#### WORK TO DO:
Exclude the pictures and reproduce the remaining data exactly as written.

──────

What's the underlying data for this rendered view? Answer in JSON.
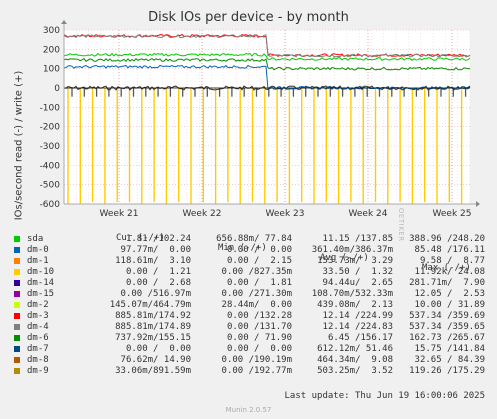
{
  "title": "Disk IOs per device - by month",
  "ylabel": "IOs/second read (-) / write (+)",
  "watermark": "RRDTOOL / TOBI OETIKER",
  "headers": {
    "cur": "Cur (-/+)",
    "min": "Min (-/+)",
    "avg": "Avg (-/+)",
    "max": "Max (-/+)"
  },
  "rows": [
    {
      "name": "sda",
      "color": "#00cc00",
      "cur": "1.81 /102.24",
      "min": "656.88m/ 77.84",
      "avg": "11.15 /137.85",
      "max": "388.96 /248.20"
    },
    {
      "name": "dm-0",
      "color": "#0066b3",
      "cur": "97.77m/  0.00",
      "min": "0.00 /  0.00",
      "avg": "361.40m/386.37m",
      "max": "85.48 /176.11"
    },
    {
      "name": "dm-1",
      "color": "#ff8000",
      "cur": "118.61m/  3.10",
      "min": "0.00 /  2.15",
      "avg": "153.73m/  3.29",
      "max": "9.58 /  8.77"
    },
    {
      "name": "dm-10",
      "color": "#ffcc00",
      "cur": "0.00 /  1.21",
      "min": "0.00 /827.35m",
      "avg": "33.50 /  1.32",
      "max": "11.92k/ 24.08"
    },
    {
      "name": "dm-14",
      "color": "#330099",
      "cur": "0.00 /  2.68",
      "min": "0.00 /  1.81",
      "avg": "94.44u/  2.65",
      "max": "281.71m/  7.90"
    },
    {
      "name": "dm-15",
      "color": "#990099",
      "cur": "0.00 /516.97m",
      "min": "0.00 /271.30m",
      "avg": "108.70m/532.33m",
      "max": "12.05 /  2.53"
    },
    {
      "name": "dm-2",
      "color": "#ccff00",
      "cur": "145.07m/464.79m",
      "min": "28.44m/  0.00",
      "avg": "439.08m/  2.13",
      "max": "10.00 / 31.89"
    },
    {
      "name": "dm-3",
      "color": "#ff0000",
      "cur": "885.81m/174.92",
      "min": "0.00 /132.28",
      "avg": "12.14 /224.99",
      "max": "537.34 /359.69"
    },
    {
      "name": "dm-4",
      "color": "#808080",
      "cur": "885.81m/174.89",
      "min": "0.00 /131.70",
      "avg": "12.14 /224.83",
      "max": "537.34 /359.65"
    },
    {
      "name": "dm-6",
      "color": "#008f00",
      "cur": "737.92m/155.15",
      "min": "0.00 / 71.90",
      "avg": "6.45 /156.17",
      "max": "162.73 /265.67"
    },
    {
      "name": "dm-7",
      "color": "#00487d",
      "cur": "0.00 /  0.00",
      "min": "0.00 /  0.00",
      "avg": "612.12m/ 51.46",
      "max": "15.75 /141.84"
    },
    {
      "name": "dm-8",
      "color": "#b35a00",
      "cur": "76.62m/ 14.90",
      "min": "0.00 /190.19m",
      "avg": "464.34m/  9.08",
      "max": "32.65 / 84.39"
    },
    {
      "name": "dm-9",
      "color": "#b38f00",
      "cur": "33.06m/891.59m",
      "min": "0.00 /192.77m",
      "avg": "503.25m/  3.52",
      "max": "119.26 /175.29"
    }
  ],
  "last_update": "Last update: Thu Jun 19 16:00:06 2025",
  "munin_version": "Munin 2.0.57",
  "chart_data": {
    "type": "line",
    "title": "Disk IOs per device - by month",
    "ylabel": "IOs/second read (-) / write (+)",
    "ylim": [
      -600,
      300
    ],
    "yticks": [
      300,
      200,
      100,
      0,
      -100,
      -200,
      -300,
      -400,
      -500,
      -600
    ],
    "xticks": [
      "Week 21",
      "Week 22",
      "Week 23",
      "Week 24",
      "Week 25"
    ],
    "grid": true,
    "series": [
      {
        "name": "dm-3",
        "color": "#ff0000",
        "level_before": 270,
        "level_after": 170
      },
      {
        "name": "dm-4",
        "color": "#808080",
        "level_before": 268,
        "level_after": 168
      },
      {
        "name": "sda",
        "color": "#00cc00",
        "level_before": 172,
        "level_after": 150
      },
      {
        "name": "dm-6",
        "color": "#008f00",
        "level_before": 145,
        "level_after": 100
      },
      {
        "name": "dm-0",
        "color": "#0066b3",
        "level_before": 110,
        "level_after": 0
      },
      {
        "name": "dm-10",
        "color": "#ffcc00",
        "read_spike": -600
      }
    ]
  }
}
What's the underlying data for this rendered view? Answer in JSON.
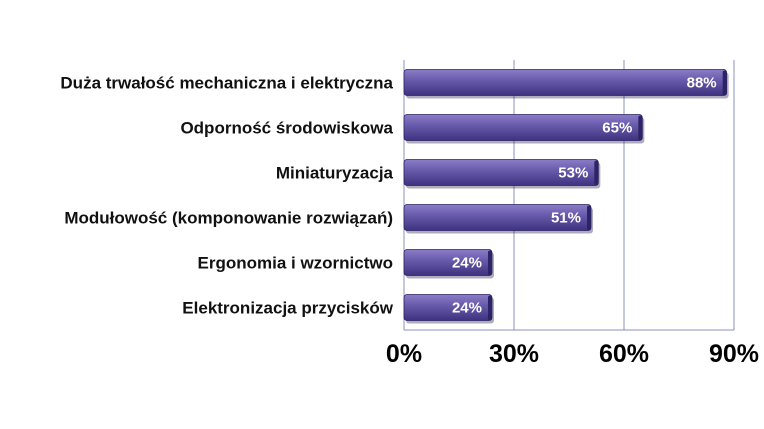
{
  "chart_data": {
    "type": "bar",
    "orientation": "horizontal",
    "categories": [
      "Duża trwałość mechaniczna i elektryczna",
      "Odporność środowiskowa",
      "Miniaturyzacja",
      "Modułowość (komponowanie rozwiązań)",
      "Ergonomia i wzornictwo",
      "Elektronizacja przycisków"
    ],
    "values": [
      88,
      65,
      53,
      51,
      24,
      24
    ],
    "value_labels": [
      "88%",
      "65%",
      "53%",
      "51%",
      "24%",
      "24%"
    ],
    "x_ticks": [
      0,
      30,
      60,
      90
    ],
    "x_tick_labels": [
      "0%",
      "30%",
      "60%",
      "90%"
    ],
    "xlim": [
      0,
      90
    ],
    "title": "",
    "xlabel": "",
    "ylabel": "",
    "grid": "vertical",
    "legend": "none",
    "colors": {
      "bar_light": "#8a7cc8",
      "bar_mid": "#6658a8",
      "bar_dark": "#3e3280",
      "bar_end": "#2c2466",
      "grid": "#8a93c0",
      "axis": "#8a93c0"
    }
  }
}
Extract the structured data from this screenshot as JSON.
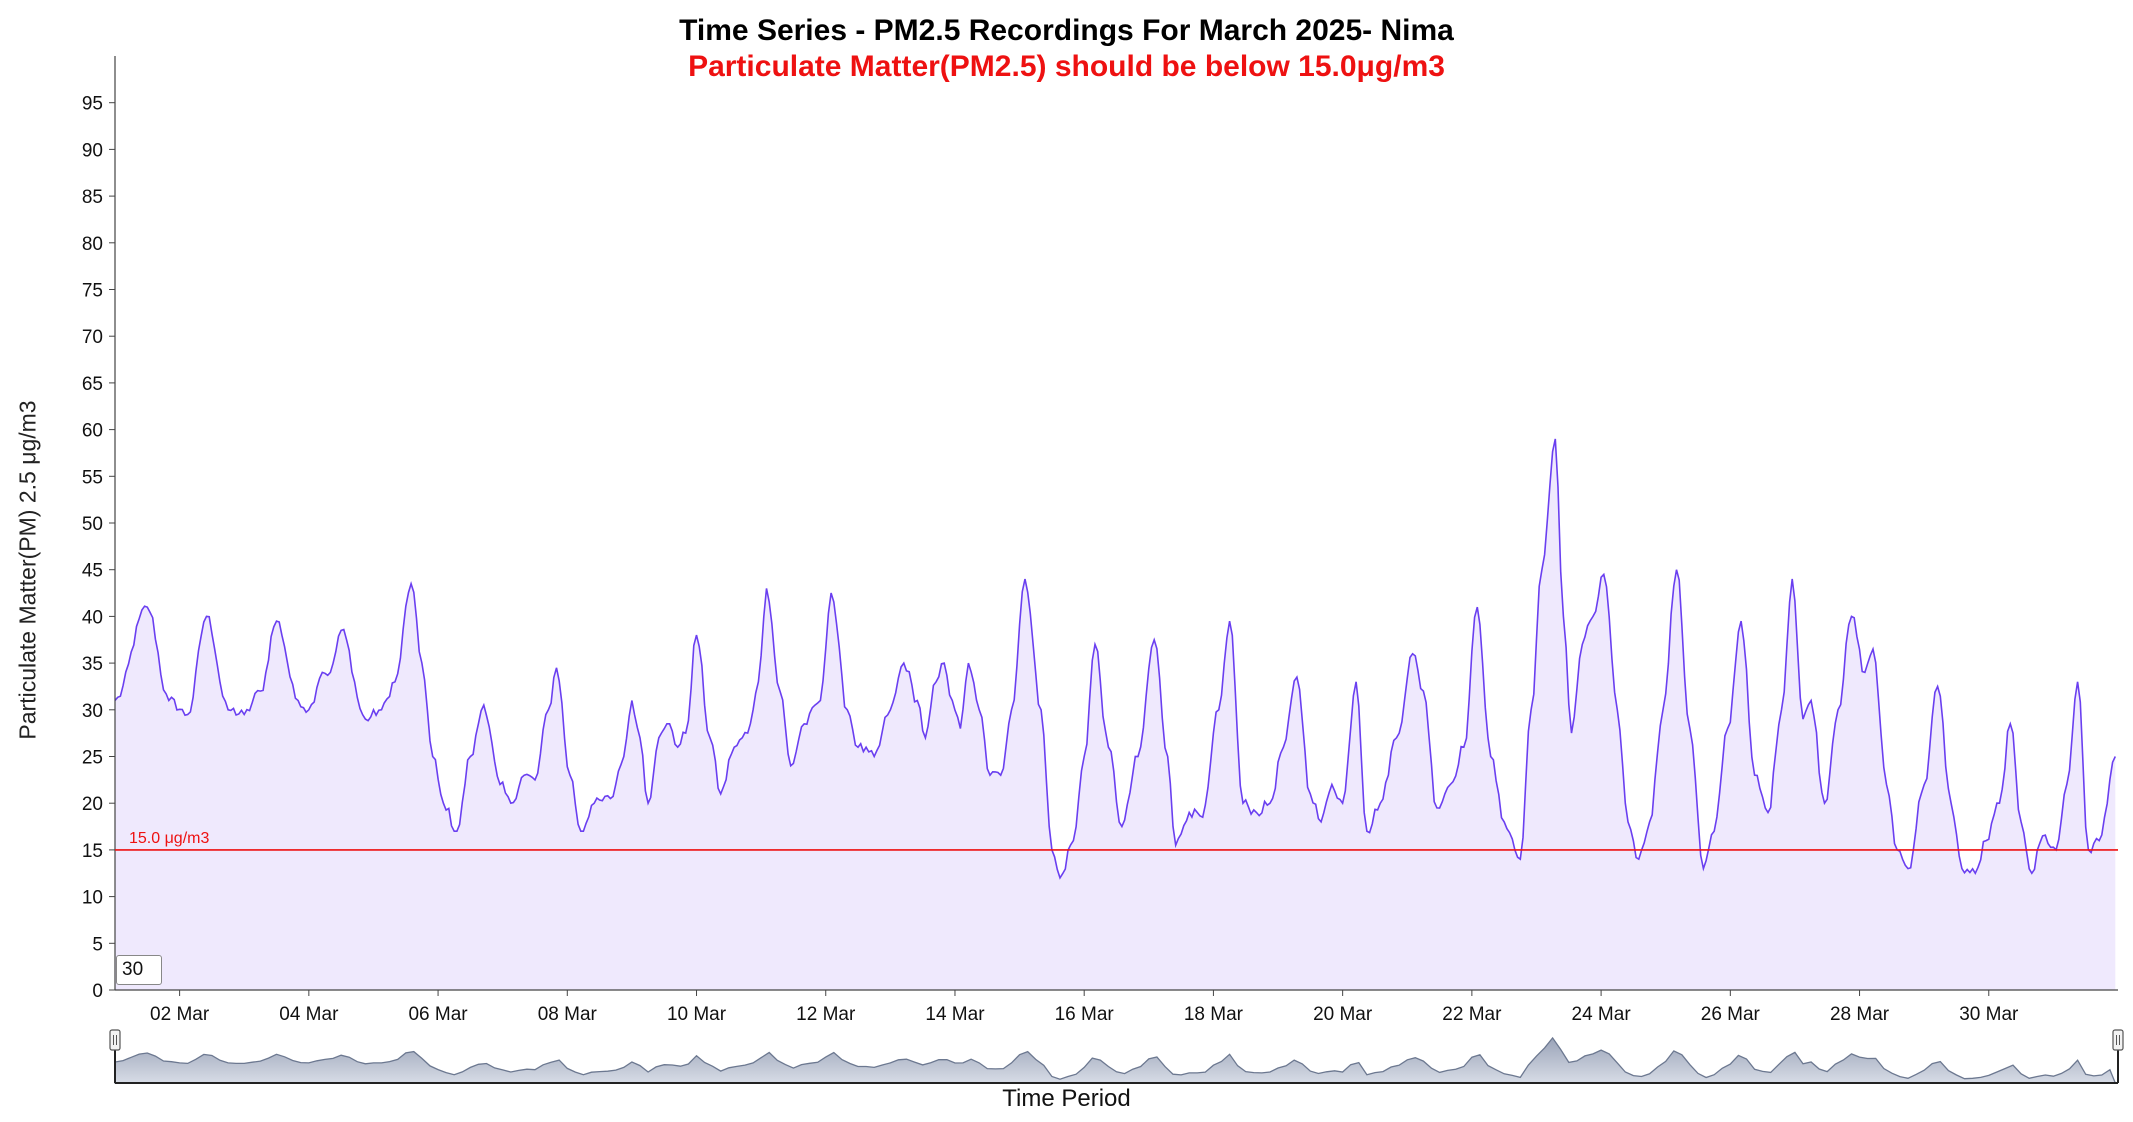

──────

#### SOLUTION:
What's the underlying data for this rendered view? Answer in JSON.
{
  "title": "Disk IOs per device - by month",
  "ylabel": "IOs/second read (-) / write (+)",
  "watermark": "RRDTOOL / TOBI OETIKER",
  "headers": {
    "cur": "Cur (-/+)",
    "min": "Min (-/+)",
    "avg": "Avg (-/+)",
    "max": "Max (-/+)"
  },
  "rows": [
    {
      "name": "sda",
      "color": "#00cc00",
      "cur": "1.81 /102.24",
      "min": "656.88m/ 77.84",
      "avg": "11.15 /137.85",
      "max": "388.96 /248.20"
    },
    {
      "name": "dm-0",
      "color": "#0066b3",
      "cur": "97.77m/  0.00",
      "min": "0.00 /  0.00",
      "avg": "361.40m/386.37m",
      "max": "85.48 /176.11"
    },
    {
      "name": "dm-1",
      "color": "#ff8000",
      "cur": "118.61m/  3.10",
      "min": "0.00 /  2.15",
      "avg": "153.73m/  3.29",
      "max": "9.58 /  8.77"
    },
    {
      "name": "dm-10",
      "color": "#ffcc00",
      "cur": "0.00 /  1.21",
      "min": "0.00 /827.35m",
      "avg": "33.50 /  1.32",
      "max": "11.92k/ 24.08"
    },
    {
      "name": "dm-14",
      "color": "#330099",
      "cur": "0.00 /  2.68",
      "min": "0.00 /  1.81",
      "avg": "94.44u/  2.65",
      "max": "281.71m/  7.90"
    },
    {
      "name": "dm-15",
      "color": "#990099",
      "cur": "0.00 /516.97m",
      "min": "0.00 /271.30m",
      "avg": "108.70m/532.33m",
      "max": "12.05 /  2.53"
    },
    {
      "name": "dm-2",
      "color": "#ccff00",
      "cur": "145.07m/464.79m",
      "min": "28.44m/  0.00",
      "avg": "439.08m/  2.13",
      "max": "10.00 / 31.89"
    },
    {
      "name": "dm-3",
      "color": "#ff0000",
      "cur": "885.81m/174.92",
      "min": "0.00 /132.28",
      "avg": "12.14 /224.99",
      "max": "537.34 /359.69"
    },
    {
      "name": "dm-4",
      "color": "#808080",
      "cur": "885.81m/174.89",
      "min": "0.00 /131.70",
      "avg": "12.14 /224.83",
      "max": "537.34 /359.65"
    },
    {
      "name": "dm-6",
      "color": "#008f00",
      "cur": "737.92m/155.15",
      "min": "0.00 / 71.90",
      "avg": "6.45 /156.17",
      "max": "162.73 /265.67"
    },
    {
      "name": "dm-7",
      "color": "#00487d",
      "cur": "0.00 /  0.00",
      "min": "0.00 /  0.00",
      "avg": "612.12m/ 51.46",
      "max": "15.75 /141.84"
    },
    {
      "name": "dm-8",
      "color": "#b35a00",
      "cur": "76.62m/ 14.90",
      "min": "0.00 /190.19m",
      "avg": "464.34m/  9.08",
      "max": "32.65 / 84.39"
    },
    {
      "name": "dm-9",
      "color": "#b38f00",
      "cur": "33.06m/891.59m",
      "min": "0.00 /192.77m",
      "avg": "503.25m/  3.52",
      "max": "119.26 /175.29"
    }
  ],
  "last_update": "Last update: Thu Jun 19 16:00:06 2025",
  "munin_version": "Munin 2.0.57",
  "chart_data": {
    "type": "line",
    "title": "Disk IOs per device - by month",
    "ylabel": "IOs/second read (-) / write (+)",
    "ylim": [
      -600,
      300
    ],
    "yticks": [
      300,
      200,
      100,
      0,
      -100,
      -200,
      -300,
      -400,
      -500,
      -600
    ],
    "xticks": [
      "Week 21",
      "Week 22",
      "Week 23",
      "Week 24",
      "Week 25"
    ],
    "grid": true,
    "series": [
      {
        "name": "dm-3",
        "color": "#ff0000",
        "level_before": 270,
        "level_after": 170
      },
      {
        "name": "dm-4",
        "color": "#808080",
        "level_before": 268,
        "level_after": 168
      },
      {
        "name": "sda",
        "color": "#00cc00",
        "level_before": 172,
        "level_after": 150
      },
      {
        "name": "dm-6",
        "color": "#008f00",
        "level_before": 145,
        "level_after": 100
      },
      {
        "name": "dm-0",
        "color": "#0066b3",
        "level_before": 110,
        "level_after": 0
      },
      {
        "name": "dm-10",
        "color": "#ffcc00",
        "read_spike": -600
      }
    ]
  }
}
What's the underlying data for this rendered view? Answer in JSON.
{
  "chart_data": {
    "type": "bar",
    "orientation": "horizontal",
    "categories": [
      "Duża trwałość mechaniczna i elektryczna",
      "Odporność środowiskowa",
      "Miniaturyzacja",
      "Modułowość (komponowanie rozwiązań)",
      "Ergonomia i wzornictwo",
      "Elektronizacja przycisków"
    ],
    "values": [
      88,
      65,
      53,
      51,
      24,
      24
    ],
    "value_labels": [
      "88%",
      "65%",
      "53%",
      "51%",
      "24%",
      "24%"
    ],
    "x_ticks": [
      0,
      30,
      60,
      90
    ],
    "x_tick_labels": [
      "0%",
      "30%",
      "60%",
      "90%"
    ],
    "xlim": [
      0,
      90
    ],
    "title": "",
    "xlabel": "",
    "ylabel": "",
    "grid": "vertical",
    "legend": "none",
    "colors": {
      "bar_light": "#8a7cc8",
      "bar_mid": "#6658a8",
      "bar_dark": "#3e3280",
      "bar_end": "#2c2466",
      "grid": "#8a93c0",
      "axis": "#8a93c0"
    }
  }
}
Extract the structured data from this screenshot as JSON.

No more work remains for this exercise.